-- BEGIN RECORDS FOR THIS EXERCISE --
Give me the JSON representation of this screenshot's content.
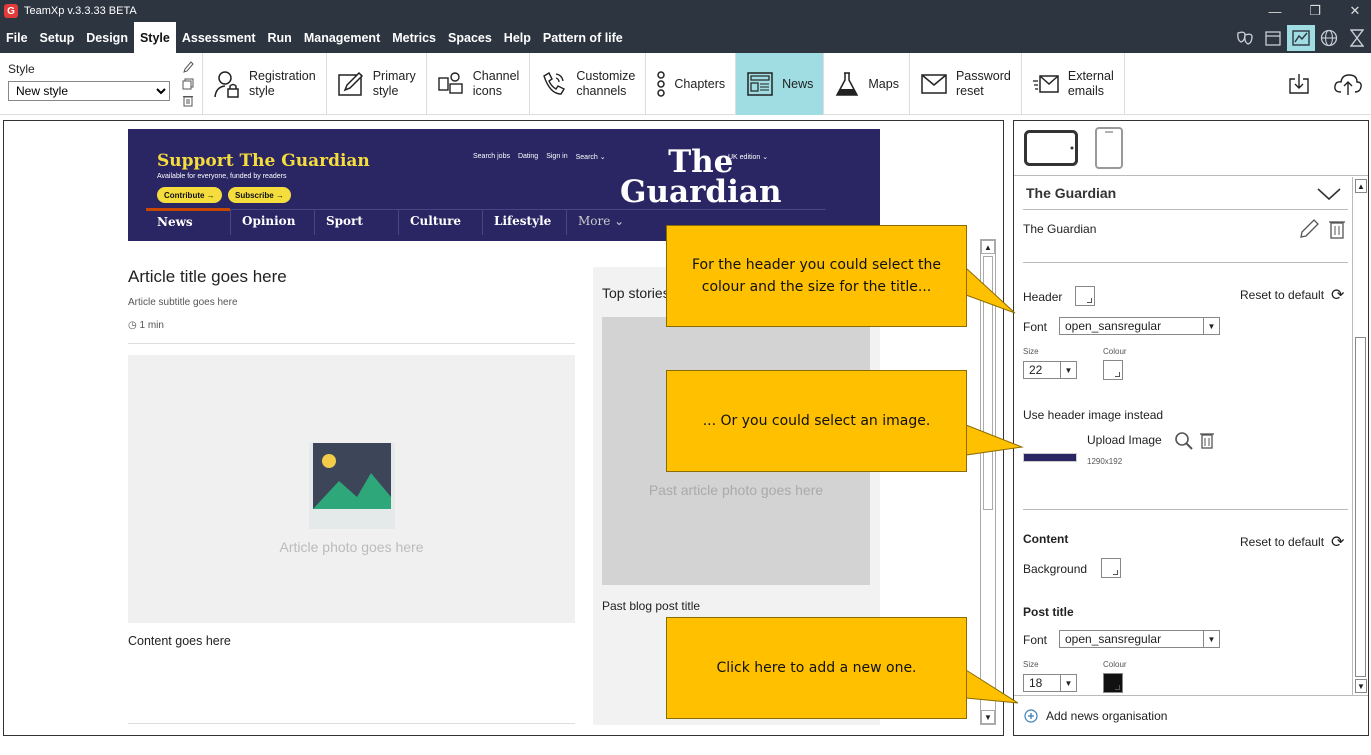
{
  "window": {
    "title": "TeamXp v.3.3.33 BETA",
    "logo": "G"
  },
  "menu": [
    "File",
    "Setup",
    "Design",
    "Style",
    "Assessment",
    "Run",
    "Management",
    "Metrics",
    "Spaces",
    "Help",
    "Pattern of life"
  ],
  "menu_active": "Style",
  "toolbar": {
    "style_label": "Style",
    "style_value": "New style",
    "buttons": {
      "registration": "Registration\nstyle",
      "primary": "Primary\nstyle",
      "channel_icons": "Channel\nicons",
      "customize": "Customize\nchannels",
      "chapters": "Chapters",
      "news": "News",
      "maps": "Maps",
      "password": "Password\nreset",
      "external": "External\nemails"
    },
    "active": "News"
  },
  "preview": {
    "guardian": {
      "support": "Support The Guardian",
      "avail": "Available for everyone, funded by readers",
      "contribute": "Contribute →",
      "subscribe": "Subscribe →",
      "links": [
        "Search jobs",
        "Dating",
        "Sign in",
        "Search ⌄"
      ],
      "edition": "UK edition ⌄",
      "logo_line1": "The",
      "logo_line2": "Guardian",
      "nav": [
        "News",
        "Opinion",
        "Sport",
        "Culture",
        "Lifestyle",
        "More ⌄"
      ]
    },
    "article": {
      "title": "Article title goes here",
      "subtitle": "Article subtitle goes here",
      "time": "1 min",
      "photo_caption": "Article photo goes here",
      "content": "Content goes here"
    },
    "top_stories": {
      "title": "Top stories",
      "photo_caption": "Past article photo goes here",
      "post_title": "Past blog post title"
    }
  },
  "panel": {
    "org_name": "The Guardian",
    "org_value": "The Guardian",
    "header": {
      "label": "Header",
      "reset": "Reset to default",
      "font_label": "Font",
      "font_value": "open_sansregular",
      "size_label": "Size",
      "colour_label": "Colour",
      "size_value": "22",
      "image_label": "Use header image instead",
      "upload": "Upload Image",
      "dims": "1290x192"
    },
    "content": {
      "label": "Content",
      "reset": "Reset to default",
      "background": "Background"
    },
    "post_title": {
      "label": "Post title",
      "font_label": "Font",
      "font_value": "open_sansregular",
      "size_label": "Size",
      "colour_label": "Colour",
      "size_value": "18"
    },
    "add": "Add news organisation"
  },
  "callouts": {
    "one": "For the header you could select the colour and the size for the title...",
    "two": "... Or you could select an image.",
    "three": "Click here to add a new one."
  },
  "colors": {
    "accent": "#9fdde2",
    "callout": "#ffc000",
    "chrome": "#2d3541",
    "guardian_bg": "#2a2563",
    "guardian_yellow": "#f5dd3e"
  }
}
-- END RECORDS FOR THIS EXERCISE --
EXERCISE DETAILS — Identify all lines where the word "nstyle" shows up. Copy them.

TASK SOLUTION —
      "registration": "Registration\nstyle",
      "primary": "Primary\nstyle",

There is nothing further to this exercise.